[START OF Dataset records]

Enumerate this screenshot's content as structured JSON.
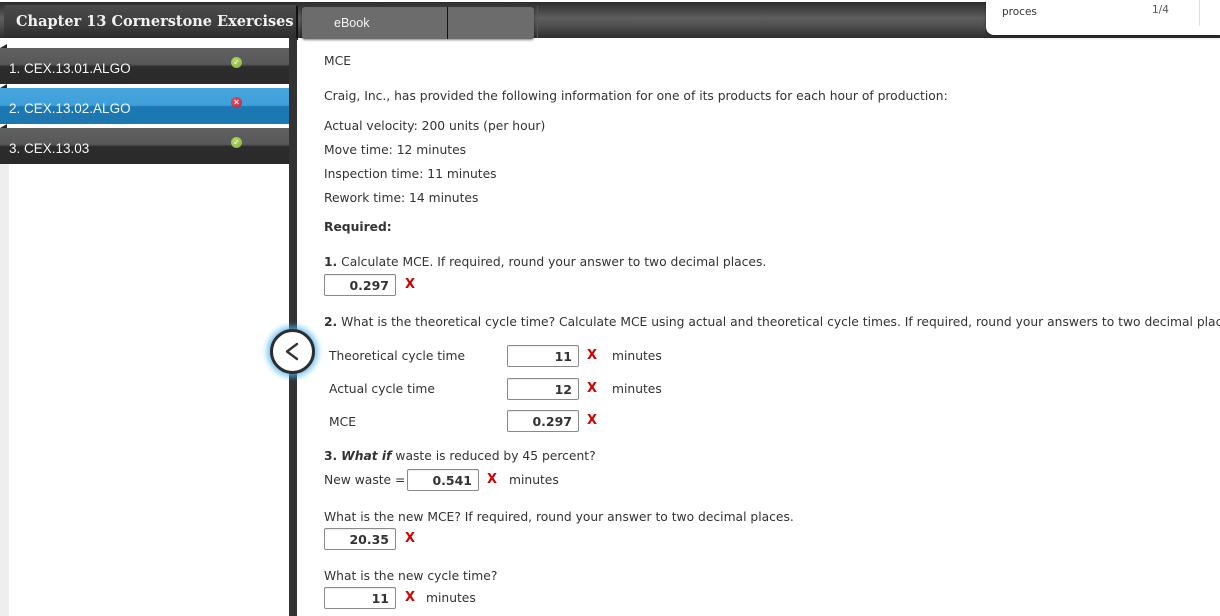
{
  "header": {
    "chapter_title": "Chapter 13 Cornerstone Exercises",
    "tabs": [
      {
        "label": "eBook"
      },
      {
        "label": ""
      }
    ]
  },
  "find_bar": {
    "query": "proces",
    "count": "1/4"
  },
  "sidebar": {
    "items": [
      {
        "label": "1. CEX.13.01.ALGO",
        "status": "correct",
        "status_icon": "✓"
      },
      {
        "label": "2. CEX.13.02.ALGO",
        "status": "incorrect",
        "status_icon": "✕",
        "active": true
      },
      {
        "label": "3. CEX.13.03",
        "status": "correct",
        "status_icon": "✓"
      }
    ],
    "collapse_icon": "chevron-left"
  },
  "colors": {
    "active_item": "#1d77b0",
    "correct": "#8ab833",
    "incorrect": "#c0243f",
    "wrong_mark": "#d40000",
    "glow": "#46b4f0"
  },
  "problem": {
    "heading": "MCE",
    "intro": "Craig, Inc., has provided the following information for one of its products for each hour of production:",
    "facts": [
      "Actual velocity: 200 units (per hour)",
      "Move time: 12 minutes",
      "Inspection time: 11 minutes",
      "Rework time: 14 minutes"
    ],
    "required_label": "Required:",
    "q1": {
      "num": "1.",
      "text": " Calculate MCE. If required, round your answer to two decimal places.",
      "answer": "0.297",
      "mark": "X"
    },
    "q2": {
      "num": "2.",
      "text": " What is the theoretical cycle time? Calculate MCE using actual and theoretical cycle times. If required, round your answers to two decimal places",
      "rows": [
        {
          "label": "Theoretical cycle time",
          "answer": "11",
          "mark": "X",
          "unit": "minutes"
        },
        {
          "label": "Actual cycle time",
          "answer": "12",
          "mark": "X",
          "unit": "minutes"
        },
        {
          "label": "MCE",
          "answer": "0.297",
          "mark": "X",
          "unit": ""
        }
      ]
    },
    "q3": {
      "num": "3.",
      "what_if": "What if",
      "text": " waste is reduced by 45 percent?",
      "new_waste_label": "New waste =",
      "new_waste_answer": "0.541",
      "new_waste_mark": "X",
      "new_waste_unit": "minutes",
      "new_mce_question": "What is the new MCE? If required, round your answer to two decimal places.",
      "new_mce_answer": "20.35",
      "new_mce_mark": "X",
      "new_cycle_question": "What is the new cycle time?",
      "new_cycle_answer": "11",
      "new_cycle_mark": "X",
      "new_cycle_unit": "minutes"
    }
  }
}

[END OF Dataset records]

◆ **To be done**: Copy out all of the material exactly as written, without its pictures.

◆ **Expected output**:
Enumerate this screenshot's content as structured JSON.
{
  "header": {
    "chapter_title": "Chapter 13 Cornerstone Exercises",
    "tabs": [
      {
        "label": "eBook"
      },
      {
        "label": ""
      }
    ]
  },
  "find_bar": {
    "query": "proces",
    "count": "1/4"
  },
  "sidebar": {
    "items": [
      {
        "label": "1. CEX.13.01.ALGO",
        "status": "correct",
        "status_icon": "✓"
      },
      {
        "label": "2. CEX.13.02.ALGO",
        "status": "incorrect",
        "status_icon": "✕",
        "active": true
      },
      {
        "label": "3. CEX.13.03",
        "status": "correct",
        "status_icon": "✓"
      }
    ],
    "collapse_icon": "chevron-left"
  },
  "colors": {
    "active_item": "#1d77b0",
    "correct": "#8ab833",
    "incorrect": "#c0243f",
    "wrong_mark": "#d40000",
    "glow": "#46b4f0"
  },
  "problem": {
    "heading": "MCE",
    "intro": "Craig, Inc., has provided the following information for one of its products for each hour of production:",
    "facts": [
      "Actual velocity: 200 units (per hour)",
      "Move time: 12 minutes",
      "Inspection time: 11 minutes",
      "Rework time: 14 minutes"
    ],
    "required_label": "Required:",
    "q1": {
      "num": "1.",
      "text": " Calculate MCE. If required, round your answer to two decimal places.",
      "answer": "0.297",
      "mark": "X"
    },
    "q2": {
      "num": "2.",
      "text": " What is the theoretical cycle time? Calculate MCE using actual and theoretical cycle times. If required, round your answers to two decimal places",
      "rows": [
        {
          "label": "Theoretical cycle time",
          "answer": "11",
          "mark": "X",
          "unit": "minutes"
        },
        {
          "label": "Actual cycle time",
          "answer": "12",
          "mark": "X",
          "unit": "minutes"
        },
        {
          "label": "MCE",
          "answer": "0.297",
          "mark": "X",
          "unit": ""
        }
      ]
    },
    "q3": {
      "num": "3.",
      "what_if": "What if",
      "text": " waste is reduced by 45 percent?",
      "new_waste_label": "New waste =",
      "new_waste_answer": "0.541",
      "new_waste_mark": "X",
      "new_waste_unit": "minutes",
      "new_mce_question": "What is the new MCE? If required, round your answer to two decimal places.",
      "new_mce_answer": "20.35",
      "new_mce_mark": "X",
      "new_cycle_question": "What is the new cycle time?",
      "new_cycle_answer": "11",
      "new_cycle_mark": "X",
      "new_cycle_unit": "minutes"
    }
  }
}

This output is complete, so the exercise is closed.